**Material for this task:**
>> Begin

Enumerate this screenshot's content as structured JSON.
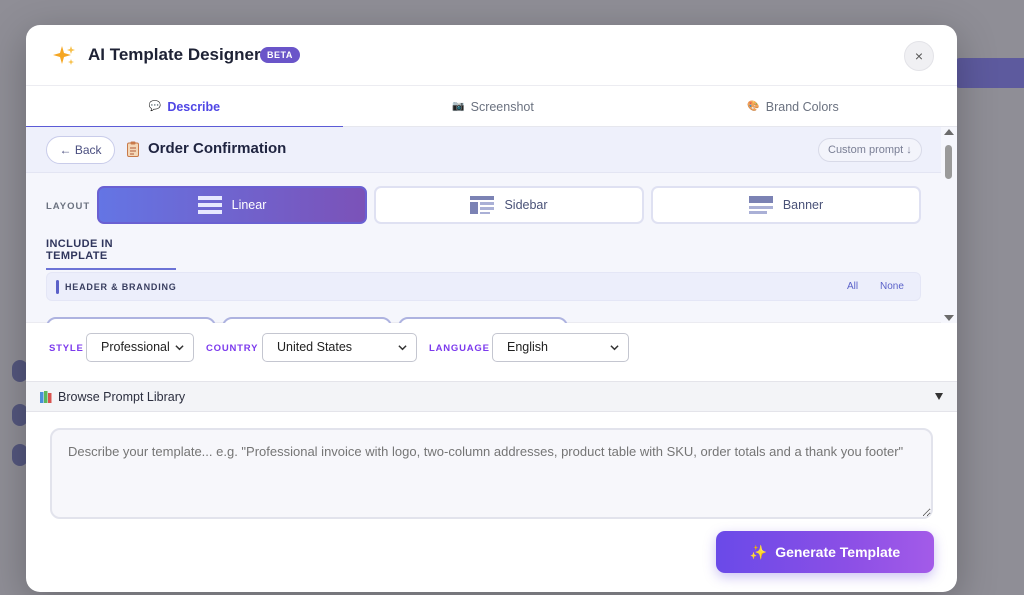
{
  "modal": {
    "title": "AI Template Designer",
    "badge": "BETA",
    "close_label": "×"
  },
  "tabs": [
    {
      "label": "Describe",
      "icon": "speech-bubble-icon",
      "active": true
    },
    {
      "label": "Screenshot",
      "icon": "camera-icon",
      "active": false
    },
    {
      "label": "Brand Colors",
      "icon": "palette-icon",
      "active": false
    }
  ],
  "detail": {
    "back_label": "← Back",
    "title": "Order Confirmation",
    "custom_prompt_label": "Custom prompt ↓"
  },
  "layout": {
    "label": "LAYOUT",
    "options": [
      {
        "label": "Linear",
        "active": true
      },
      {
        "label": "Sidebar",
        "active": false
      },
      {
        "label": "Banner",
        "active": false
      }
    ]
  },
  "include": {
    "label": "INCLUDE IN TEMPLATE",
    "sections": [
      {
        "title": "HEADER & BRANDING",
        "all_label": "All",
        "none_label": "None"
      }
    ]
  },
  "controls": {
    "style": {
      "label": "STYLE",
      "value": "Professional"
    },
    "country": {
      "label": "COUNTRY",
      "value": "United States"
    },
    "language": {
      "label": "LANGUAGE",
      "value": "English"
    }
  },
  "library": {
    "label": "Browse Prompt Library"
  },
  "prompt": {
    "placeholder": "Describe your template... e.g. \"Professional invoice with logo, two-column addresses, product table with SKU, order totals and a thank you footer\""
  },
  "generate": {
    "label": "Generate Template"
  },
  "colors": {
    "accent": "#5b5bd6",
    "label_purple": "#7c3aed"
  }
}
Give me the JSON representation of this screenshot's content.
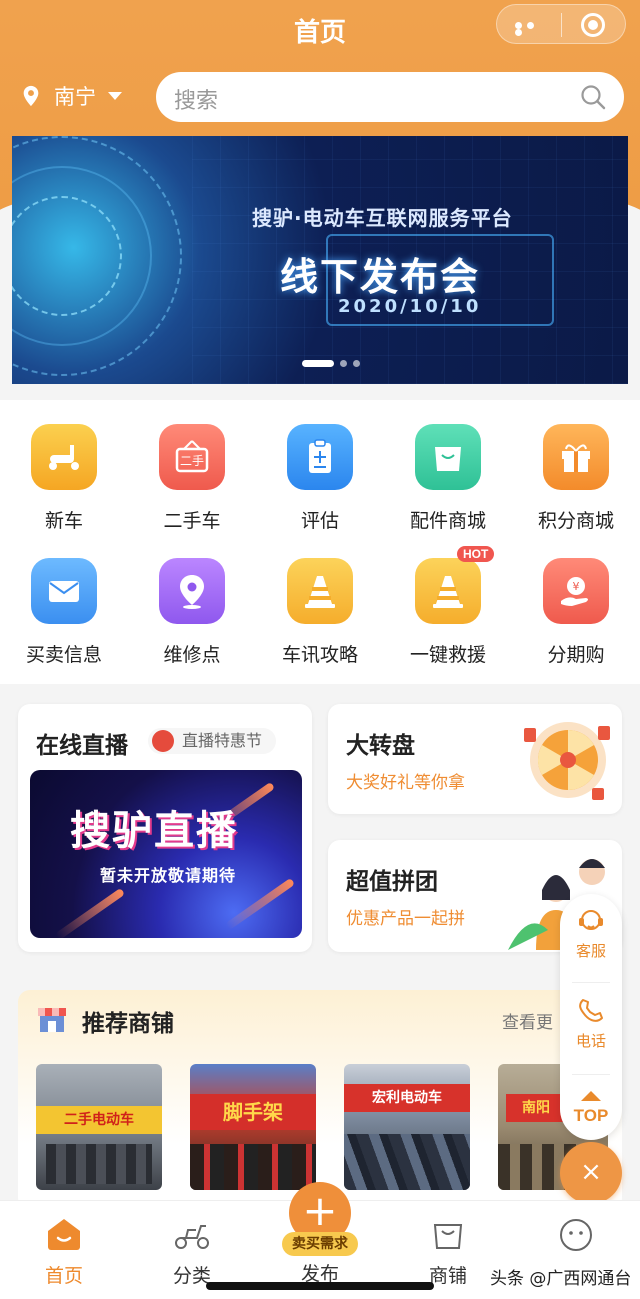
{
  "header": {
    "title": "首页",
    "city": "南宁",
    "search_placeholder": "搜索",
    "bg_color": "#ee9c44"
  },
  "banner": {
    "subtitle": "搜驴·电动车互联网服务平台",
    "title": "线下发布会",
    "date": "2020/10/10",
    "slide_count": 3,
    "active_slide": 1
  },
  "grid": [
    {
      "label": "新车",
      "icon": "scooter-icon",
      "color": "#f6b93a"
    },
    {
      "label": "二手车",
      "icon": "secondhand-sign-icon",
      "color": "#f0675a"
    },
    {
      "label": "评估",
      "icon": "clipboard-icon",
      "color": "#3d9af0"
    },
    {
      "label": "配件商城",
      "icon": "shopping-bag-icon",
      "color": "#3fcfa6"
    },
    {
      "label": "积分商城",
      "icon": "gift-icon",
      "color": "#f7a13c"
    },
    {
      "label": "买卖信息",
      "icon": "envelope-icon",
      "color": "#3d9af0"
    },
    {
      "label": "维修点",
      "icon": "location-pin-icon",
      "color": "#a36bf0"
    },
    {
      "label": "车讯攻略",
      "icon": "traffic-cone-icon",
      "color": "#f6b93a"
    },
    {
      "label": "一键救援",
      "icon": "traffic-cone-icon",
      "color": "#f6b93a",
      "badge": "HOT"
    },
    {
      "label": "分期购",
      "icon": "yuan-hand-icon",
      "color": "#f0675a"
    }
  ],
  "live": {
    "title": "在线直播",
    "badge": "直播特惠节",
    "image_title": "搜驴直播",
    "image_subtitle": "暂未开放敬请期待"
  },
  "wheel": {
    "title": "大转盘",
    "subtitle": "大奖好礼等你拿"
  },
  "group": {
    "title": "超值拼团",
    "subtitle": "优惠产品一起拼"
  },
  "shops": {
    "title": "推荐商铺",
    "more": "查看更",
    "items": [
      {
        "sign": "二手电动车",
        "sign_bg": "#f3c531",
        "sign_fg": "#d0211a",
        "bg": "#8a8f96"
      },
      {
        "sign": "脚手架",
        "sign_bg": "#d42f2a",
        "sign_fg": "#ffd84a",
        "bg": "#b03a2e"
      },
      {
        "sign": "宏利电动车",
        "sign_bg": "#d7322b",
        "sign_fg": "#ffffff",
        "bg": "#6c7d93"
      },
      {
        "sign": "南阳",
        "sign_bg": "#d7322b",
        "sign_fg": "#ffd84a",
        "bg": "#9a8a70"
      }
    ]
  },
  "float": {
    "service": "客服",
    "phone": "电话",
    "top": "TOP",
    "close": "×"
  },
  "tabs": [
    {
      "label": "首页",
      "icon": "home-icon",
      "active": true
    },
    {
      "label": "分类",
      "icon": "scooter-outline-icon",
      "active": false
    },
    {
      "label": "发布",
      "icon": "plus-icon",
      "active": false
    },
    {
      "label": "商铺",
      "icon": "bag-outline-icon",
      "active": false
    },
    {
      "label": "",
      "icon": "smiley-icon",
      "active": false
    }
  ],
  "publish_tag": "卖买需求",
  "watermark": "头条 @广西网通台"
}
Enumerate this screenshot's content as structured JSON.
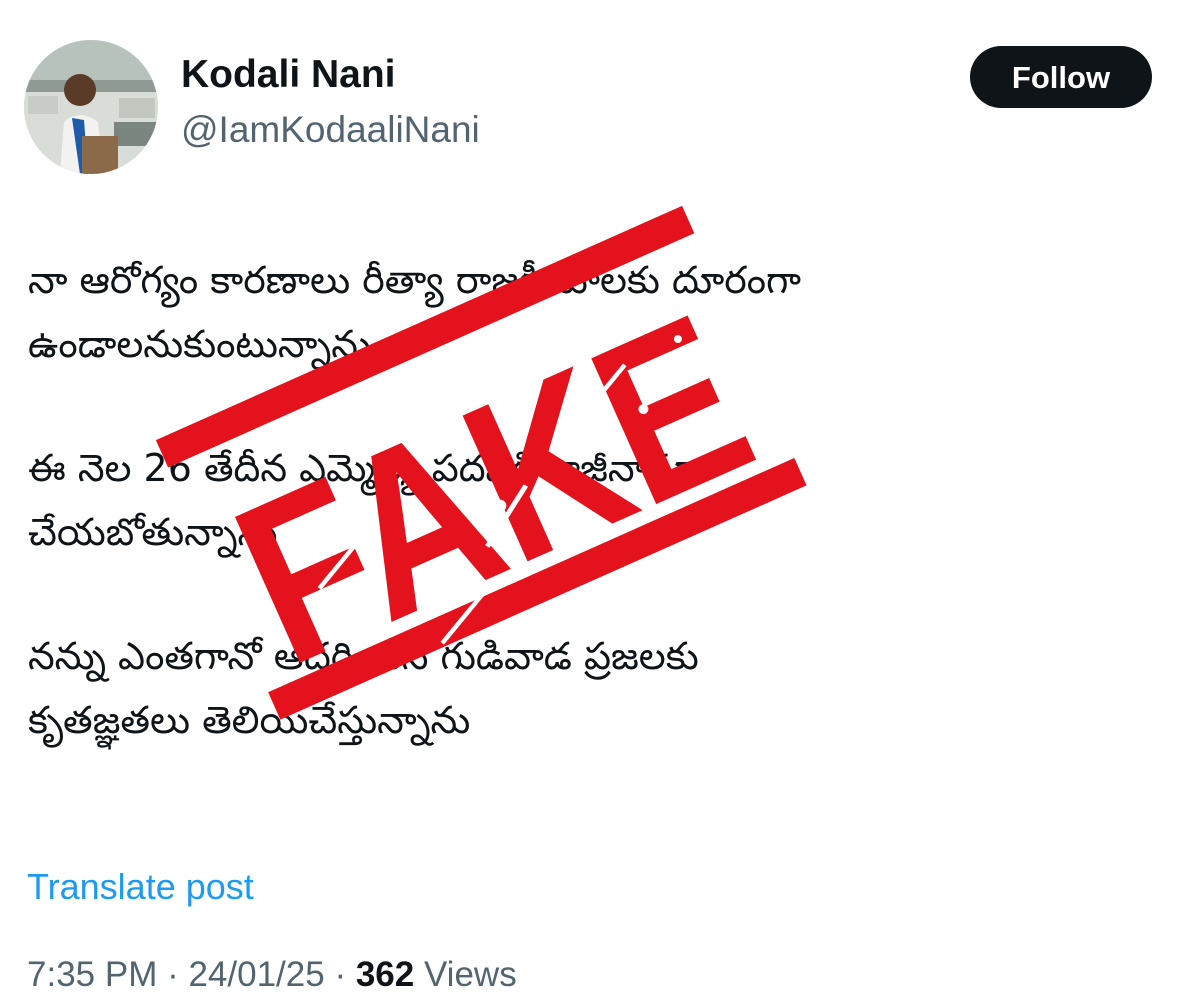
{
  "author": {
    "display_name": "Kodali Nani",
    "handle": "@IamKodaaliNani"
  },
  "follow_button": {
    "label": "Follow"
  },
  "post": {
    "paragraphs": [
      [
        "నా ఆరోగ్యం కారణాలు రీత్యా రాజకీయాలకు దూరంగా",
        "ఉండాలనుకుంటున్నాను"
      ],
      [
        "ఈ నెల 26 తేదీన ఎమ్మెల్యే పదవికి రాజీనామా",
        "చేయబోతున్నాను"
      ],
      [
        "నన్ను ఎంతగానో ఆదరించిన గుడివాడ ప్రజలకు",
        "కృతజ్ఞతలు తెలియచేస్తున్నాను"
      ]
    ]
  },
  "translate_link": "Translate post",
  "meta": {
    "time": "7:35 PM",
    "separator": " · ",
    "date": "24/01/25",
    "views_count": "362",
    "views_label": " Views"
  },
  "stamp": {
    "text": "FAKE",
    "color": "#e3121c"
  },
  "colors": {
    "text_primary": "#0f1419",
    "text_secondary": "#536471",
    "link": "#1d9bf0",
    "follow_bg": "#0f1419"
  }
}
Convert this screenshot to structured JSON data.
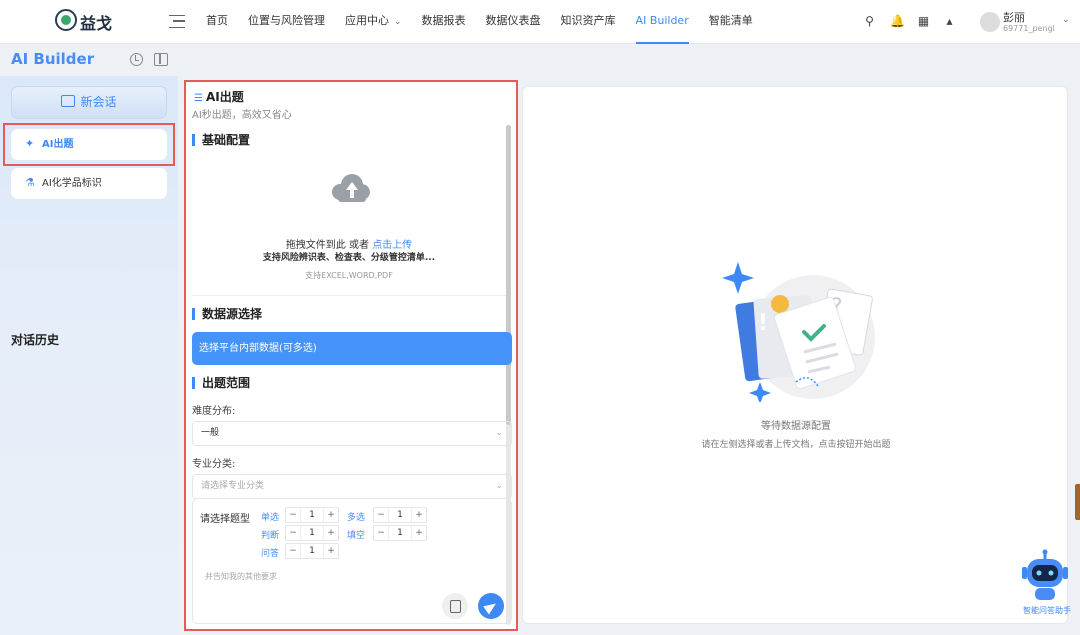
{
  "header": {
    "brand": "益戈",
    "nav": [
      {
        "label": "首页"
      },
      {
        "label": "位置与风险管理"
      },
      {
        "label": "应用中心"
      },
      {
        "label": "数据报表"
      },
      {
        "label": "数据仪表盘"
      },
      {
        "label": "知识资产库"
      },
      {
        "label": "AI Builder"
      },
      {
        "label": "智能清单"
      }
    ],
    "active_nav": "AI Builder",
    "user": {
      "name": "彭丽",
      "id": "69771_pengl"
    },
    "icons": [
      "search-icon",
      "bell-icon",
      "qrcode-icon",
      "chart-icon"
    ]
  },
  "sidebar": {
    "title": "AI Builder",
    "new_chat": "新会话",
    "items": [
      {
        "label": "AI出题",
        "icon": "sparkle-icon",
        "active": true
      },
      {
        "label": "AI化学品标识",
        "icon": "flask-icon",
        "active": false
      }
    ],
    "history_label": "对话历史"
  },
  "form": {
    "title": "AI出题",
    "subtitle": "AI秒出题，高效又省心",
    "basic_config": "基础配置",
    "upload": {
      "prompt": "拖拽文件到此 或者",
      "link": "点击上传",
      "hint": "支持风险辨识表、检查表、分级管控清单...",
      "formats": "支持EXCEL,WORD,PDF"
    },
    "data_source": "数据源选择",
    "data_source_button": "选择平台内部数据(可多选)",
    "scope": "出题范围",
    "difficulty_label": "难度分布:",
    "difficulty_value": "一般",
    "category_label": "专业分类:",
    "category_placeholder": "请选择专业分类",
    "qtype_label": "请选择题型",
    "qtypes": [
      {
        "label": "单选",
        "value": "1"
      },
      {
        "label": "多选",
        "value": "1"
      },
      {
        "label": "判断",
        "value": "1"
      },
      {
        "label": "填空",
        "value": "1"
      },
      {
        "label": "问答",
        "value": "1"
      }
    ],
    "stepper_minus": "−",
    "stepper_plus": "+",
    "request_placeholder": "并告知我的其他要求"
  },
  "result": {
    "empty_title": "等待数据源配置",
    "empty_hint": "请在左侧选择或者上传文档，点击按钮开始出题"
  },
  "assistant": {
    "label": "智能问答助手"
  },
  "colors": {
    "accent": "#3d8af7",
    "highlight": "#e55a5a"
  }
}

>> End

Search the preceding listing for "outline" and extract every line where it is found.

**Correct output:**
      "icon": "scooter-outline-icon",
      "icon": "bag-outline-icon",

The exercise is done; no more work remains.